Dataset excerpt
%%

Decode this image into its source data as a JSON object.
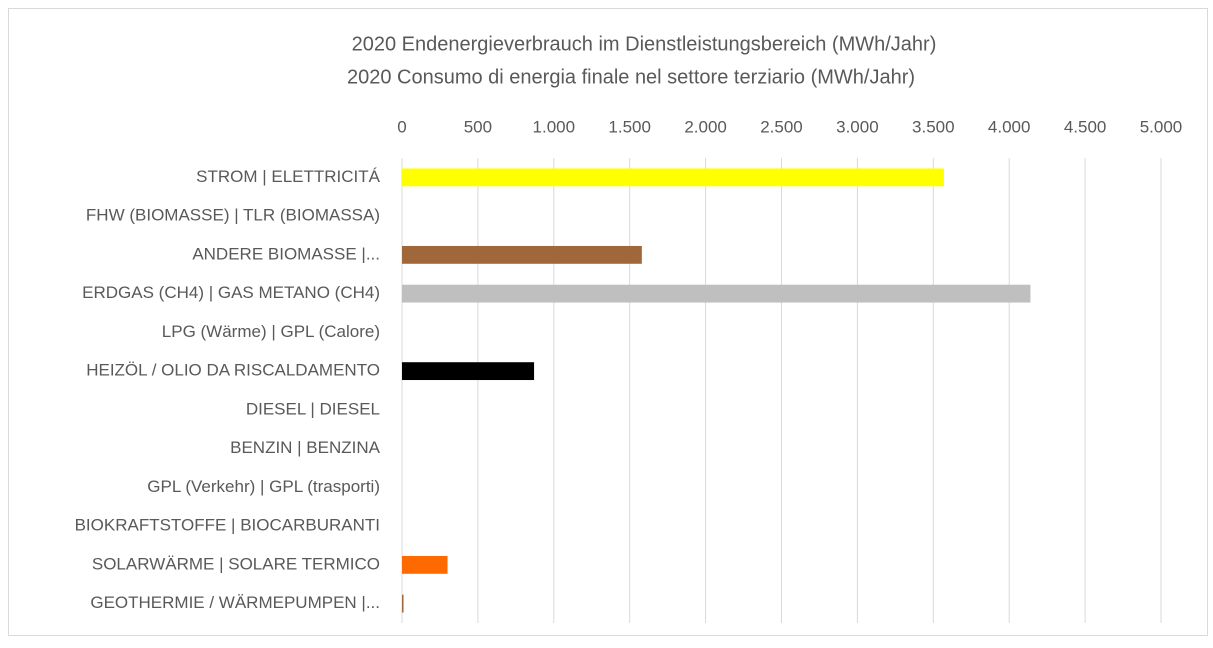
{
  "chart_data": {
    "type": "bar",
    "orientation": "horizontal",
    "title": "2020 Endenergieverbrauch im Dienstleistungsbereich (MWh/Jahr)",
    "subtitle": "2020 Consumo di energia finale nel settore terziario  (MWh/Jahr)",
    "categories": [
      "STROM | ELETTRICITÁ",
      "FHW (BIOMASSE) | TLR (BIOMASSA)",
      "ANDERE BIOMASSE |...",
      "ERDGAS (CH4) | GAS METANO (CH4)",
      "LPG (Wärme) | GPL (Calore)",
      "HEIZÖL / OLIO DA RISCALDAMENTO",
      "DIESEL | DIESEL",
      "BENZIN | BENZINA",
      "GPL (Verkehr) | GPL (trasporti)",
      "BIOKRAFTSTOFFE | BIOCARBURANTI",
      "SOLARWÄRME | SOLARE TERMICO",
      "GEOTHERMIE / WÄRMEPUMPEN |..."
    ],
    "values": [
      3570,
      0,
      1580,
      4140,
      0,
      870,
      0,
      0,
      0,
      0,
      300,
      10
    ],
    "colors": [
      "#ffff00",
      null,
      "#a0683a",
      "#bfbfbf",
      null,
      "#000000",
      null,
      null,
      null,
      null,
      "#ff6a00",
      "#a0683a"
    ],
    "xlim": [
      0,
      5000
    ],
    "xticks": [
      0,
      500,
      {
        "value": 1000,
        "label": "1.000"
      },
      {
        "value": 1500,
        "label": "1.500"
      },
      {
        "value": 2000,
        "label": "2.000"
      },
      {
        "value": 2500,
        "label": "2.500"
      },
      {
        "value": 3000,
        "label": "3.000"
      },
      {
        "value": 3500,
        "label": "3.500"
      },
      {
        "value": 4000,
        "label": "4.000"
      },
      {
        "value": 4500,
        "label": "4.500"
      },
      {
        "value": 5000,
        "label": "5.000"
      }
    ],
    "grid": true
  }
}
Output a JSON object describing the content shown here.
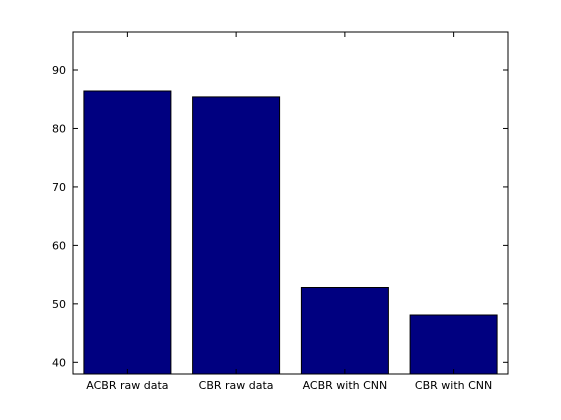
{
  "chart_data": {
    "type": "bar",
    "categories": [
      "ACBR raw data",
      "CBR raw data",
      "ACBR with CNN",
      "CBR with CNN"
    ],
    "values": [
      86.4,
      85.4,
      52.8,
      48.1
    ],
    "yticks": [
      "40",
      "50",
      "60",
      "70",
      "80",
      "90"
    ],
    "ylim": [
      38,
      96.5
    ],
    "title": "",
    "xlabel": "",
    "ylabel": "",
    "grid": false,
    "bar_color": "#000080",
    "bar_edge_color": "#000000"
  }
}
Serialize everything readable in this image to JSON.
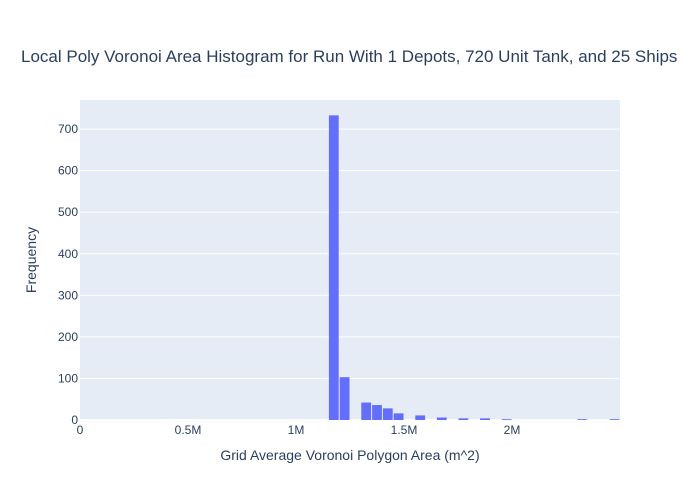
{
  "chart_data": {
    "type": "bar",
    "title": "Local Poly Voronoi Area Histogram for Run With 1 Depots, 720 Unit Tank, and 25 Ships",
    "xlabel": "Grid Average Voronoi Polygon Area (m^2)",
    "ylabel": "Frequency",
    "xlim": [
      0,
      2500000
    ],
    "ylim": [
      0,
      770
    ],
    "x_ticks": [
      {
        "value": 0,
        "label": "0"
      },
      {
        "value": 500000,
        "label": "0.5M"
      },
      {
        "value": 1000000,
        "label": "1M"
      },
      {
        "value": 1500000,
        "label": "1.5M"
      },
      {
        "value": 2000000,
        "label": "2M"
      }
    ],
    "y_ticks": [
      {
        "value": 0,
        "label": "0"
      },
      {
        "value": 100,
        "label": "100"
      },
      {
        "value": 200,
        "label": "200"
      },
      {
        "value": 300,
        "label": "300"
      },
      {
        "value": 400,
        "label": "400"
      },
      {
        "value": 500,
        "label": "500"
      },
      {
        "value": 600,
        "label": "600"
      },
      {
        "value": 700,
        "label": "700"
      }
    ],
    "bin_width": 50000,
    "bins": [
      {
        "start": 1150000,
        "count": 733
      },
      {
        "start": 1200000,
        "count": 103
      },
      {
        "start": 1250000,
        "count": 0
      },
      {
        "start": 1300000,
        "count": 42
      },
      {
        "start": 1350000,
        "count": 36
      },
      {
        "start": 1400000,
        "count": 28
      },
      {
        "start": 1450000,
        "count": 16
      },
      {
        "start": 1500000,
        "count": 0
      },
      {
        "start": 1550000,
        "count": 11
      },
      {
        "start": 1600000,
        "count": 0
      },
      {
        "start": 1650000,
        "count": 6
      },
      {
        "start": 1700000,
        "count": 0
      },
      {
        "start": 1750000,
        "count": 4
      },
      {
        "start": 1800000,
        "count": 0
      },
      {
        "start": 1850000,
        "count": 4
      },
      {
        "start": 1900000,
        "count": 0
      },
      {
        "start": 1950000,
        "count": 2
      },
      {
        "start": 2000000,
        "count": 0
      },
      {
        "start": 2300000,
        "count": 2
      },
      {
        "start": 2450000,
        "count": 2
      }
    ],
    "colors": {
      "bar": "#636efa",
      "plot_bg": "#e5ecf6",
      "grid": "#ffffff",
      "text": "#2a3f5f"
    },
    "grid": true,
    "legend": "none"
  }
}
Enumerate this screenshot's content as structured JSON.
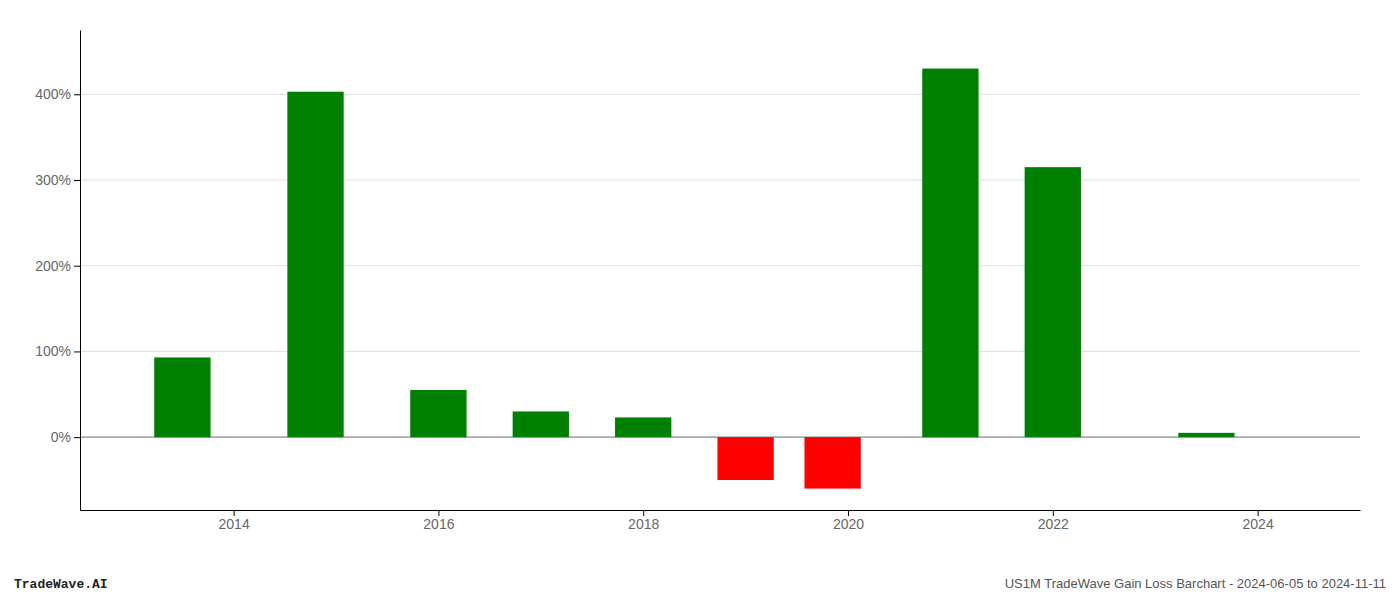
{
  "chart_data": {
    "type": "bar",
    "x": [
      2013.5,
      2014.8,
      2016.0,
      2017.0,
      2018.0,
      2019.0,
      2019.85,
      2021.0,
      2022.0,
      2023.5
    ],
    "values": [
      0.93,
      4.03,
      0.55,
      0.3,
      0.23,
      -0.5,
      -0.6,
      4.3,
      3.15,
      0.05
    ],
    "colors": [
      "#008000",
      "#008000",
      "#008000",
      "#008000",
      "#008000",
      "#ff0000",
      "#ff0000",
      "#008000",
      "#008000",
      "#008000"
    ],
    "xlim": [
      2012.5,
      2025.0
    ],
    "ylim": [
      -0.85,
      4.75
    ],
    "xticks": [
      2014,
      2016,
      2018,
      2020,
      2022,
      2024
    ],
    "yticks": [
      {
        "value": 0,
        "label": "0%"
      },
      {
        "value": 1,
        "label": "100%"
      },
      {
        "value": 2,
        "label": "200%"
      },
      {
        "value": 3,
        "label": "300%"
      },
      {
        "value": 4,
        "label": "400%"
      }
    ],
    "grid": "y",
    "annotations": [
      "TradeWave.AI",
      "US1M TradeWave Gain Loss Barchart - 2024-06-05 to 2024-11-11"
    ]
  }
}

%%

# [Work required]
Print each entry shown above with exact wording and no pictures.

# [Response to the exercise]
Decode this image into its source data as a JSON object.
{
  "chart_data": {
    "type": "bar",
    "orientation": "horizontal",
    "title": "2020 Endenergieverbrauch im Dienstleistungsbereich (MWh/Jahr)",
    "subtitle": "2020 Consumo di energia finale nel settore terziario  (MWh/Jahr)",
    "categories": [
      "STROM | ELETTRICITÁ",
      "FHW (BIOMASSE) | TLR (BIOMASSA)",
      "ANDERE BIOMASSE |...",
      "ERDGAS (CH4) | GAS METANO (CH4)",
      "LPG (Wärme) | GPL (Calore)",
      "HEIZÖL / OLIO DA RISCALDAMENTO",
      "DIESEL | DIESEL",
      "BENZIN | BENZINA",
      "GPL (Verkehr) | GPL (trasporti)",
      "BIOKRAFTSTOFFE | BIOCARBURANTI",
      "SOLARWÄRME | SOLARE TERMICO",
      "GEOTHERMIE / WÄRMEPUMPEN |..."
    ],
    "values": [
      3570,
      0,
      1580,
      4140,
      0,
      870,
      0,
      0,
      0,
      0,
      300,
      10
    ],
    "colors": [
      "#ffff00",
      null,
      "#a0683a",
      "#bfbfbf",
      null,
      "#000000",
      null,
      null,
      null,
      null,
      "#ff6a00",
      "#a0683a"
    ],
    "xlim": [
      0,
      5000
    ],
    "xticks": [
      0,
      500,
      {
        "value": 1000,
        "label": "1.000"
      },
      {
        "value": 1500,
        "label": "1.500"
      },
      {
        "value": 2000,
        "label": "2.000"
      },
      {
        "value": 2500,
        "label": "2.500"
      },
      {
        "value": 3000,
        "label": "3.000"
      },
      {
        "value": 3500,
        "label": "3.500"
      },
      {
        "value": 4000,
        "label": "4.000"
      },
      {
        "value": 4500,
        "label": "4.500"
      },
      {
        "value": 5000,
        "label": "5.000"
      }
    ],
    "grid": true
  }
}
Output a JSON object describing the content shown here.
{
  "chart_data": {
    "type": "bar",
    "categories": [
      "ACBR raw data",
      "CBR raw data",
      "ACBR with CNN",
      "CBR with CNN"
    ],
    "values": [
      86.4,
      85.4,
      52.8,
      48.1
    ],
    "yticks": [
      "40",
      "50",
      "60",
      "70",
      "80",
      "90"
    ],
    "ylim": [
      38,
      96.5
    ],
    "title": "",
    "xlabel": "",
    "ylabel": "",
    "grid": false,
    "bar_color": "#000080",
    "bar_edge_color": "#000000"
  }
}
Serialize everything readable in this image to JSON.
{
  "chart_data": {
    "type": "bar",
    "title": "Local Poly Voronoi Area Histogram for Run With 1 Depots, 720 Unit Tank, and 25 Ships",
    "xlabel": "Grid Average Voronoi Polygon Area (m^2)",
    "ylabel": "Frequency",
    "xlim": [
      0,
      2500000
    ],
    "ylim": [
      0,
      770
    ],
    "x_ticks": [
      {
        "value": 0,
        "label": "0"
      },
      {
        "value": 500000,
        "label": "0.5M"
      },
      {
        "value": 1000000,
        "label": "1M"
      },
      {
        "value": 1500000,
        "label": "1.5M"
      },
      {
        "value": 2000000,
        "label": "2M"
      }
    ],
    "y_ticks": [
      {
        "value": 0,
        "label": "0"
      },
      {
        "value": 100,
        "label": "100"
      },
      {
        "value": 200,
        "label": "200"
      },
      {
        "value": 300,
        "label": "300"
      },
      {
        "value": 400,
        "label": "400"
      },
      {
        "value": 500,
        "label": "500"
      },
      {
        "value": 600,
        "label": "600"
      },
      {
        "value": 700,
        "label": "700"
      }
    ],
    "bin_width": 50000,
    "bins": [
      {
        "start": 1150000,
        "count": 733
      },
      {
        "start": 1200000,
        "count": 103
      },
      {
        "start": 1250000,
        "count": 0
      },
      {
        "start": 1300000,
        "count": 42
      },
      {
        "start": 1350000,
        "count": 36
      },
      {
        "start": 1400000,
        "count": 28
      },
      {
        "start": 1450000,
        "count": 16
      },
      {
        "start": 1500000,
        "count": 0
      },
      {
        "start": 1550000,
        "count": 11
      },
      {
        "start": 1600000,
        "count": 0
      },
      {
        "start": 1650000,
        "count": 6
      },
      {
        "start": 1700000,
        "count": 0
      },
      {
        "start": 1750000,
        "count": 4
      },
      {
        "start": 1800000,
        "count": 0
      },
      {
        "start": 1850000,
        "count": 4
      },
      {
        "start": 1900000,
        "count": 0
      },
      {
        "start": 1950000,
        "count": 2
      },
      {
        "start": 2000000,
        "count": 0
      },
      {
        "start": 2300000,
        "count": 2
      },
      {
        "start": 2450000,
        "count": 2
      }
    ],
    "colors": {
      "bar": "#636efa",
      "plot_bg": "#e5ecf6",
      "grid": "#ffffff",
      "text": "#2a3f5f"
    },
    "grid": true,
    "legend": "none"
  }
}
Enumerate this screenshot's content as structured JSON.
{
  "chart_data": {
    "type": "bar",
    "x": [
      2013.5,
      2014.8,
      2016.0,
      2017.0,
      2018.0,
      2019.0,
      2019.85,
      2021.0,
      2022.0,
      2023.5
    ],
    "values": [
      0.93,
      4.03,
      0.55,
      0.3,
      0.23,
      -0.5,
      -0.6,
      4.3,
      3.15,
      0.05
    ],
    "colors": [
      "#008000",
      "#008000",
      "#008000",
      "#008000",
      "#008000",
      "#ff0000",
      "#ff0000",
      "#008000",
      "#008000",
      "#008000"
    ],
    "xlim": [
      2012.5,
      2025.0
    ],
    "ylim": [
      -0.85,
      4.75
    ],
    "xticks": [
      2014,
      2016,
      2018,
      2020,
      2022,
      2024
    ],
    "yticks": [
      {
        "value": 0,
        "label": "0%"
      },
      {
        "value": 1,
        "label": "100%"
      },
      {
        "value": 2,
        "label": "200%"
      },
      {
        "value": 3,
        "label": "300%"
      },
      {
        "value": 4,
        "label": "400%"
      }
    ],
    "grid": "y",
    "annotations": [
      "TradeWave.AI",
      "US1M TradeWave Gain Loss Barchart - 2024-06-05 to 2024-11-11"
    ]
  }
}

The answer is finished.